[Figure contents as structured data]
————————
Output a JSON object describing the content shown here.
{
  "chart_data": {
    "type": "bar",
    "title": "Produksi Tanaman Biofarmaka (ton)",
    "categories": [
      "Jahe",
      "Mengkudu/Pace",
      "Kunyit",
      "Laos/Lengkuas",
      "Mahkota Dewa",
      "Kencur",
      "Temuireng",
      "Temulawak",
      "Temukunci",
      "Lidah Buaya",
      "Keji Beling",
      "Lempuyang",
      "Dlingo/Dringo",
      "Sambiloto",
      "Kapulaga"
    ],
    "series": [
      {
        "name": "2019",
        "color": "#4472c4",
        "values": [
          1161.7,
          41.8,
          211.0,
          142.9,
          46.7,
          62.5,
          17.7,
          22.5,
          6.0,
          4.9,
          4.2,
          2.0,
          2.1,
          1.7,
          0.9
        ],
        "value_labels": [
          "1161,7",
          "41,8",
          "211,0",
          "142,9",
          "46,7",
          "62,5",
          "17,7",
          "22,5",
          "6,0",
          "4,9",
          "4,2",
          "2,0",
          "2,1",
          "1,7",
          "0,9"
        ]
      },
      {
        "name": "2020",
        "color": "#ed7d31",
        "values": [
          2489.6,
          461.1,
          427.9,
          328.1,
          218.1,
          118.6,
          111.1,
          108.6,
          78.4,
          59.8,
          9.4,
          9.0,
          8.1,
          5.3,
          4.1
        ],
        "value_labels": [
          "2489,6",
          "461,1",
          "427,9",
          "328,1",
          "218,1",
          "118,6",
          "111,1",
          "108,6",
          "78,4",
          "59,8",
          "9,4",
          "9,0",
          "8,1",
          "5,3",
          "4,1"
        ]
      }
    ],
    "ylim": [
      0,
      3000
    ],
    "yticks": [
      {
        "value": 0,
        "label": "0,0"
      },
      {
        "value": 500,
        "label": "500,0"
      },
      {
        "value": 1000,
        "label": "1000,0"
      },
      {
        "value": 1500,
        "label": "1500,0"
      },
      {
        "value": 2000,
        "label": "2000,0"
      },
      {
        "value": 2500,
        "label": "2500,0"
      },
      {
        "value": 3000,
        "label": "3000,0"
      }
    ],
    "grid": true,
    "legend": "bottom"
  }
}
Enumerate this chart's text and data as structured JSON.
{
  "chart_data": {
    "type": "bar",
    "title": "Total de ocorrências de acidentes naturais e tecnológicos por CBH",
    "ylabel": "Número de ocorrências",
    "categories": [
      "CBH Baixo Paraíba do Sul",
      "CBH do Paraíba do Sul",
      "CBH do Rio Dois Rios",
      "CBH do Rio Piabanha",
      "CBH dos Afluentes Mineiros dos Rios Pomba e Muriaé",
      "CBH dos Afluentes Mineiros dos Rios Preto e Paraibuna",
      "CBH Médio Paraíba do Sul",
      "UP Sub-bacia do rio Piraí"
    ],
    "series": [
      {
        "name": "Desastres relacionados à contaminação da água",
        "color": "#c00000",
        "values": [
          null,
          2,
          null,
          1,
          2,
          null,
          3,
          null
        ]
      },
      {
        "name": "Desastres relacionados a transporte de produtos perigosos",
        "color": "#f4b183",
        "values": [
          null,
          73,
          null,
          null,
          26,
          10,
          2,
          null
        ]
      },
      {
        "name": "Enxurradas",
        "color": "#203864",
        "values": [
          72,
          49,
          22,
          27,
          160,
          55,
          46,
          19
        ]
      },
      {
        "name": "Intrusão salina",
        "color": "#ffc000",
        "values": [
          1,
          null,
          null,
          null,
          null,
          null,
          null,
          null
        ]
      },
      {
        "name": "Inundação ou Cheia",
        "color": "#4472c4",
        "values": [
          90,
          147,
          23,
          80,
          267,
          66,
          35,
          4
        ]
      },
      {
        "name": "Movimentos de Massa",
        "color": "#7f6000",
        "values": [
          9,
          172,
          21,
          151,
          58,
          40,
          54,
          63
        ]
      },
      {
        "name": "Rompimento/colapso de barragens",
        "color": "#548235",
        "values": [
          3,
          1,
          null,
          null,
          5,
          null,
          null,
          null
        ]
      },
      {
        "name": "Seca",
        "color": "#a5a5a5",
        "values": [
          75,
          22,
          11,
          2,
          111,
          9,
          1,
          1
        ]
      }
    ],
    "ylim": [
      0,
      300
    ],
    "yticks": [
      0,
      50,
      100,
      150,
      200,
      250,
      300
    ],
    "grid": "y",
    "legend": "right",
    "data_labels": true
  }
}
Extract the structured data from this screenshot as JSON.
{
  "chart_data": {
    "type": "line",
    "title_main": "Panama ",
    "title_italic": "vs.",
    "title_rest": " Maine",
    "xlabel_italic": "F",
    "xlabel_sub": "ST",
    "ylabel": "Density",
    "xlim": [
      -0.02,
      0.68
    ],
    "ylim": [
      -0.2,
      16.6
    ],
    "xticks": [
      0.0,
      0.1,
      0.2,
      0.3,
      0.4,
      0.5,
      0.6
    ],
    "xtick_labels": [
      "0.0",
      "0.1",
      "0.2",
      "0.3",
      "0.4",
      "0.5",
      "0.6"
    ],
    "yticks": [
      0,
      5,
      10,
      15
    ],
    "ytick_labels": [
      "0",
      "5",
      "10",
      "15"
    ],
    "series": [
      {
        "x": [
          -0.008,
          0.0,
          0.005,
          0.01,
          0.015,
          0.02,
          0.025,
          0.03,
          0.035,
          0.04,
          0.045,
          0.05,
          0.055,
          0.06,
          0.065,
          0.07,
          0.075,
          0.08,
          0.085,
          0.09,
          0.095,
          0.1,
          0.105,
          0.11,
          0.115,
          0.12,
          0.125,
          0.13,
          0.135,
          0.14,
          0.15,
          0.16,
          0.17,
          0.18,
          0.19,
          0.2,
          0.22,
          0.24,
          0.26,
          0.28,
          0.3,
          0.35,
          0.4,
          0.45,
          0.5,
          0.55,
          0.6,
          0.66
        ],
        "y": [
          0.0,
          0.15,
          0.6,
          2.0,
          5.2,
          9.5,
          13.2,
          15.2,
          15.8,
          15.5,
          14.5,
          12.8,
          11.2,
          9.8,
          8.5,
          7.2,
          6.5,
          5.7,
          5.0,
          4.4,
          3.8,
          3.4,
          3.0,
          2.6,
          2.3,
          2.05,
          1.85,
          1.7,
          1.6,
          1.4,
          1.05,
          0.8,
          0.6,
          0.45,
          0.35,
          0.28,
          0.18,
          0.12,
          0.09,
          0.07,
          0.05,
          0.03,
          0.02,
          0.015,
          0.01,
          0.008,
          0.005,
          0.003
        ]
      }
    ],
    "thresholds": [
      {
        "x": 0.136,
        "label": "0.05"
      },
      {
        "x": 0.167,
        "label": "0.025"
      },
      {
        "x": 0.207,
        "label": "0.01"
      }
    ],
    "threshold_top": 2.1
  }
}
————————
● **THE REQUEST**
Would you copy out each line exactly as written?

● **TASK RESULT**
Output a JSON object describing the content shown here.
{
  "chart_data": {
    "type": "bar",
    "title": "Produksi Tanaman Biofarmaka (ton)",
    "categories": [
      "Jahe",
      "Mengkudu/Pace",
      "Kunyit",
      "Laos/Lengkuas",
      "Mahkota Dewa",
      "Kencur",
      "Temuireng",
      "Temulawak",
      "Temukunci",
      "Lidah Buaya",
      "Keji Beling",
      "Lempuyang",
      "Dlingo/Dringo",
      "Sambiloto",
      "Kapulaga"
    ],
    "series": [
      {
        "name": "2019",
        "color": "#4472c4",
        "values": [
          1161.7,
          41.8,
          211.0,
          142.9,
          46.7,
          62.5,
          17.7,
          22.5,
          6.0,
          4.9,
          4.2,
          2.0,
          2.1,
          1.7,
          0.9
        ],
        "value_labels": [
          "1161,7",
          "41,8",
          "211,0",
          "142,9",
          "46,7",
          "62,5",
          "17,7",
          "22,5",
          "6,0",
          "4,9",
          "4,2",
          "2,0",
          "2,1",
          "1,7",
          "0,9"
        ]
      },
      {
        "name": "2020",
        "color": "#ed7d31",
        "values": [
          2489.6,
          461.1,
          427.9,
          328.1,
          218.1,
          118.6,
          111.1,
          108.6,
          78.4,
          59.8,
          9.4,
          9.0,
          8.1,
          5.3,
          4.1
        ],
        "value_labels": [
          "2489,6",
          "461,1",
          "427,9",
          "328,1",
          "218,1",
          "118,6",
          "111,1",
          "108,6",
          "78,4",
          "59,8",
          "9,4",
          "9,0",
          "8,1",
          "5,3",
          "4,1"
        ]
      }
    ],
    "ylim": [
      0,
      3000
    ],
    "yticks": [
      {
        "value": 0,
        "label": "0,0"
      },
      {
        "value": 500,
        "label": "500,0"
      },
      {
        "value": 1000,
        "label": "1000,0"
      },
      {
        "value": 1500,
        "label": "1500,0"
      },
      {
        "value": 2000,
        "label": "2000,0"
      },
      {
        "value": 2500,
        "label": "2500,0"
      },
      {
        "value": 3000,
        "label": "3000,0"
      }
    ],
    "grid": true,
    "legend": "bottom"
  }
}
Enumerate this chart's text and data as structured JSON.
{
  "chart_data": {
    "type": "bar",
    "title": "Total de ocorrências de acidentes naturais e tecnológicos por CBH",
    "ylabel": "Número de ocorrências",
    "categories": [
      "CBH Baixo Paraíba do Sul",
      "CBH do Paraíba do Sul",
      "CBH do Rio Dois Rios",
      "CBH do Rio Piabanha",
      "CBH dos Afluentes Mineiros dos Rios Pomba e Muriaé",
      "CBH dos Afluentes Mineiros dos Rios Preto e Paraibuna",
      "CBH Médio Paraíba do Sul",
      "UP Sub-bacia do rio Piraí"
    ],
    "series": [
      {
        "name": "Desastres relacionados à contaminação da água",
        "color": "#c00000",
        "values": [
          null,
          2,
          null,
          1,
          2,
          null,
          3,
          null
        ]
      },
      {
        "name": "Desastres relacionados a transporte de produtos perigosos",
        "color": "#f4b183",
        "values": [
          null,
          73,
          null,
          null,
          26,
          10,
          2,
          null
        ]
      },
      {
        "name": "Enxurradas",
        "color": "#203864",
        "values": [
          72,
          49,
          22,
          27,
          160,
          55,
          46,
          19
        ]
      },
      {
        "name": "Intrusão salina",
        "color": "#ffc000",
        "values": [
          1,
          null,
          null,
          null,
          null,
          null,
          null,
          null
        ]
      },
      {
        "name": "Inundação ou Cheia",
        "color": "#4472c4",
        "values": [
          90,
          147,
          23,
          80,
          267,
          66,
          35,
          4
        ]
      },
      {
        "name": "Movimentos de Massa",
        "color": "#7f6000",
        "values": [
          9,
          172,
          21,
          151,
          58,
          40,
          54,
          63
        ]
      },
      {
        "name": "Rompimento/colapso de barragens",
        "color": "#548235",
        "values": [
          3,
          1,
          null,
          null,
          5,
          null,
          null,
          null
        ]
      },
      {
        "name": "Seca",
        "color": "#a5a5a5",
        "values": [
          75,
          22,
          11,
          2,
          111,
          9,
          1,
          1
        ]
      }
    ],
    "ylim": [
      0,
      300
    ],
    "yticks": [
      0,
      50,
      100,
      150,
      200,
      250,
      300
    ],
    "grid": "y",
    "legend": "right",
    "data_labels": true
  }
}
Extract the structured data from this screenshot as JSON.
{
  "chart_data": {
    "type": "line",
    "title_main": "Panama ",
    "title_italic": "vs.",
    "title_rest": " Maine",
    "xlabel_italic": "F",
    "xlabel_sub": "ST",
    "ylabel": "Density",
    "xlim": [
      -0.02,
      0.68
    ],
    "ylim": [
      -0.2,
      16.6
    ],
    "xticks": [
      0.0,
      0.1,
      0.2,
      0.3,
      0.4,
      0.5,
      0.6
    ],
    "xtick_labels": [
      "0.0",
      "0.1",
      "0.2",
      "0.3",
      "0.4",
      "0.5",
      "0.6"
    ],
    "yticks": [
      0,
      5,
      10,
      15
    ],
    "ytick_labels": [
      "0",
      "5",
      "10",
      "15"
    ],
    "series": [
      {
        "x": [
          -0.008,
          0.0,
          0.005,
          0.01,
          0.015,
          0.02,
          0.025,
          0.03,
          0.035,
          0.04,
          0.045,
          0.05,
          0.055,
          0.06,
          0.065,
          0.07,
          0.075,
          0.08,
          0.085,
          0.09,
          0.095,
          0.1,
          0.105,
          0.11,
          0.115,
          0.12,
          0.125,
          0.13,
          0.135,
          0.14,
          0.15,
          0.16,
          0.17,
          0.18,
          0.19,
          0.2,
          0.22,
          0.24,
          0.26,
          0.28,
          0.3,
          0.35,
          0.4,
          0.45,
          0.5,
          0.55,
          0.6,
          0.66
        ],
        "y": [
          0.0,
          0.15,
          0.6,
          2.0,
          5.2,
          9.5,
          13.2,
          15.2,
          15.8,
          15.5,
          14.5,
          12.8,
          11.2,
          9.8,
          8.5,
          7.2,
          6.5,
          5.7,
          5.0,
          4.4,
          3.8,
          3.4,
          3.0,
          2.6,
          2.3,
          2.05,
          1.85,
          1.7,
          1.6,
          1.4,
          1.05,
          0.8,
          0.6,
          0.45,
          0.35,
          0.28,
          0.18,
          0.12,
          0.09,
          0.07,
          0.05,
          0.03,
          0.02,
          0.015,
          0.01,
          0.008,
          0.005,
          0.003
        ]
      }
    ],
    "thresholds": [
      {
        "x": 0.136,
        "label": "0.05"
      },
      {
        "x": 0.167,
        "label": "0.025"
      },
      {
        "x": 0.207,
        "label": "0.01"
      }
    ],
    "threshold_top": 2.1
  }
}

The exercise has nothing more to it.